## Work to be completed:
The entries below need to be written out exactly, with no pictures included.

··· Provided data

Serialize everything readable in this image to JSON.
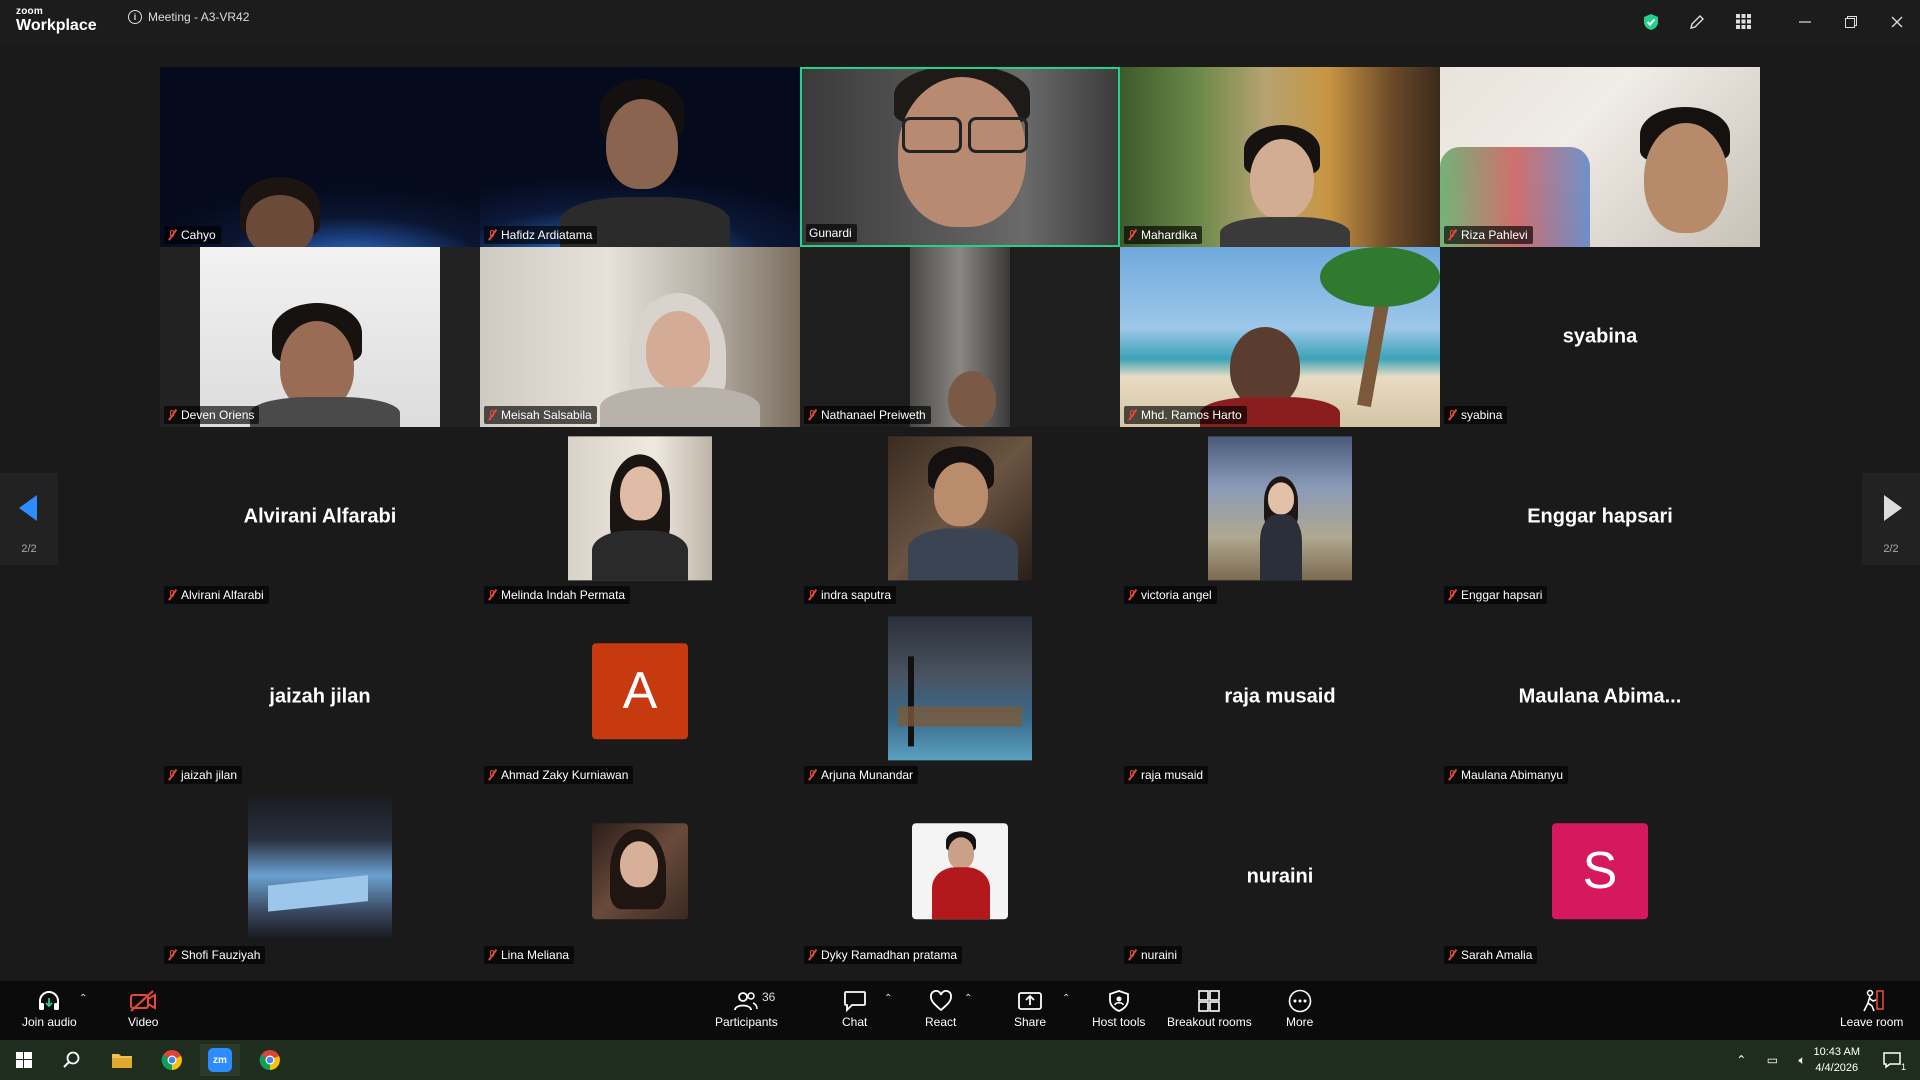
{
  "app": {
    "logo_top": "zoom",
    "logo_bottom": "Workplace",
    "meeting_title": "Meeting - A3-VR42"
  },
  "window_icons": [
    "shield-check-icon",
    "pencil-icon",
    "apps-grid-icon",
    "minimize-icon",
    "restore-icon",
    "close-icon"
  ],
  "colors": {
    "active_speaker": "#23d18b",
    "muted": "#e5483b",
    "accent": "#2d8cff",
    "avatar_a": "#c7390e",
    "avatar_s": "#d6195e"
  },
  "pager": {
    "label": "2/2"
  },
  "participants": [
    {
      "name": "Cahyo",
      "kind": "video"
    },
    {
      "name": "Hafidz Ardiatama",
      "kind": "video"
    },
    {
      "name": "Gunardi",
      "kind": "video",
      "active": true
    },
    {
      "name": "Mahardika",
      "kind": "video"
    },
    {
      "name": "Riza Pahlevi",
      "kind": "video"
    },
    {
      "name": "Deven Oriens",
      "kind": "video"
    },
    {
      "name": "Meisah Salsabila",
      "kind": "video"
    },
    {
      "name": "Nathanael Preiweth",
      "kind": "video"
    },
    {
      "name": "Mhd. Ramos Harto",
      "kind": "video"
    },
    {
      "name": "syabina",
      "kind": "text",
      "display": "syabina"
    },
    {
      "name": "Alvirani Alfarabi",
      "kind": "text",
      "display": "Alvirani Alfarabi"
    },
    {
      "name": "Melinda Indah Permata",
      "kind": "photo"
    },
    {
      "name": "indra saputra",
      "kind": "photo"
    },
    {
      "name": "victoria angel",
      "kind": "photo"
    },
    {
      "name": "Enggar hapsari",
      "kind": "text",
      "display": "Enggar hapsari"
    },
    {
      "name": "jaizah jilan",
      "kind": "text",
      "display": "jaizah jilan"
    },
    {
      "name": "Ahmad Zaky Kurniawan",
      "kind": "letter",
      "letter": "A"
    },
    {
      "name": "Arjuna Munandar",
      "kind": "photo"
    },
    {
      "name": "raja musaid",
      "kind": "text",
      "display": "raja musaid"
    },
    {
      "name": "Maulana Abimanyu",
      "kind": "text",
      "display": "Maulana  Abima..."
    },
    {
      "name": "Shofi Fauziyah",
      "kind": "photo"
    },
    {
      "name": "Lina Meliana",
      "kind": "photo-small"
    },
    {
      "name": "Dyky Ramadhan pratama",
      "kind": "photo-small"
    },
    {
      "name": "nuraini",
      "kind": "text",
      "display": "nuraini"
    },
    {
      "name": "Sarah Amalia",
      "kind": "letter",
      "letter": "S"
    }
  ],
  "toolbar": {
    "join_audio": "Join audio",
    "video": "Video",
    "participants": "Participants",
    "participants_count": "36",
    "chat": "Chat",
    "react": "React",
    "share": "Share",
    "host_tools": "Host tools",
    "breakout_rooms": "Breakout rooms",
    "more": "More",
    "leave_room": "Leave room"
  },
  "taskbar": {
    "time": "10:43 AM",
    "date": "4/4/2026",
    "notification_count": "1"
  }
}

······

## Result:
Serialize everything readable in this image to JSON.
{
  "app": {
    "logo_top": "zoom",
    "logo_bottom": "Workplace",
    "meeting_title": "Meeting - A3-VR42"
  },
  "window_icons": [
    "shield-check-icon",
    "pencil-icon",
    "apps-grid-icon",
    "minimize-icon",
    "restore-icon",
    "close-icon"
  ],
  "colors": {
    "active_speaker": "#23d18b",
    "muted": "#e5483b",
    "accent": "#2d8cff",
    "avatar_a": "#c7390e",
    "avatar_s": "#d6195e"
  },
  "pager": {
    "label": "2/2"
  },
  "participants": [
    {
      "name": "Cahyo",
      "kind": "video"
    },
    {
      "name": "Hafidz Ardiatama",
      "kind": "video"
    },
    {
      "name": "Gunardi",
      "kind": "video",
      "active": true
    },
    {
      "name": "Mahardika",
      "kind": "video"
    },
    {
      "name": "Riza Pahlevi",
      "kind": "video"
    },
    {
      "name": "Deven Oriens",
      "kind": "video"
    },
    {
      "name": "Meisah Salsabila",
      "kind": "video"
    },
    {
      "name": "Nathanael Preiweth",
      "kind": "video"
    },
    {
      "name": "Mhd. Ramos Harto",
      "kind": "video"
    },
    {
      "name": "syabina",
      "kind": "text",
      "display": "syabina"
    },
    {
      "name": "Alvirani Alfarabi",
      "kind": "text",
      "display": "Alvirani Alfarabi"
    },
    {
      "name": "Melinda Indah Permata",
      "kind": "photo"
    },
    {
      "name": "indra saputra",
      "kind": "photo"
    },
    {
      "name": "victoria angel",
      "kind": "photo"
    },
    {
      "name": "Enggar hapsari",
      "kind": "text",
      "display": "Enggar hapsari"
    },
    {
      "name": "jaizah jilan",
      "kind": "text",
      "display": "jaizah jilan"
    },
    {
      "name": "Ahmad Zaky Kurniawan",
      "kind": "letter",
      "letter": "A"
    },
    {
      "name": "Arjuna Munandar",
      "kind": "photo"
    },
    {
      "name": "raja musaid",
      "kind": "text",
      "display": "raja musaid"
    },
    {
      "name": "Maulana Abimanyu",
      "kind": "text",
      "display": "Maulana  Abima..."
    },
    {
      "name": "Shofi Fauziyah",
      "kind": "photo"
    },
    {
      "name": "Lina Meliana",
      "kind": "photo-small"
    },
    {
      "name": "Dyky Ramadhan pratama",
      "kind": "photo-small"
    },
    {
      "name": "nuraini",
      "kind": "text",
      "display": "nuraini"
    },
    {
      "name": "Sarah Amalia",
      "kind": "letter",
      "letter": "S"
    }
  ],
  "toolbar": {
    "join_audio": "Join audio",
    "video": "Video",
    "participants": "Participants",
    "participants_count": "36",
    "chat": "Chat",
    "react": "React",
    "share": "Share",
    "host_tools": "Host tools",
    "breakout_rooms": "Breakout rooms",
    "more": "More",
    "leave_room": "Leave room"
  },
  "taskbar": {
    "time": "10:43 AM",
    "date": "4/4/2026",
    "notification_count": "1"
  }
}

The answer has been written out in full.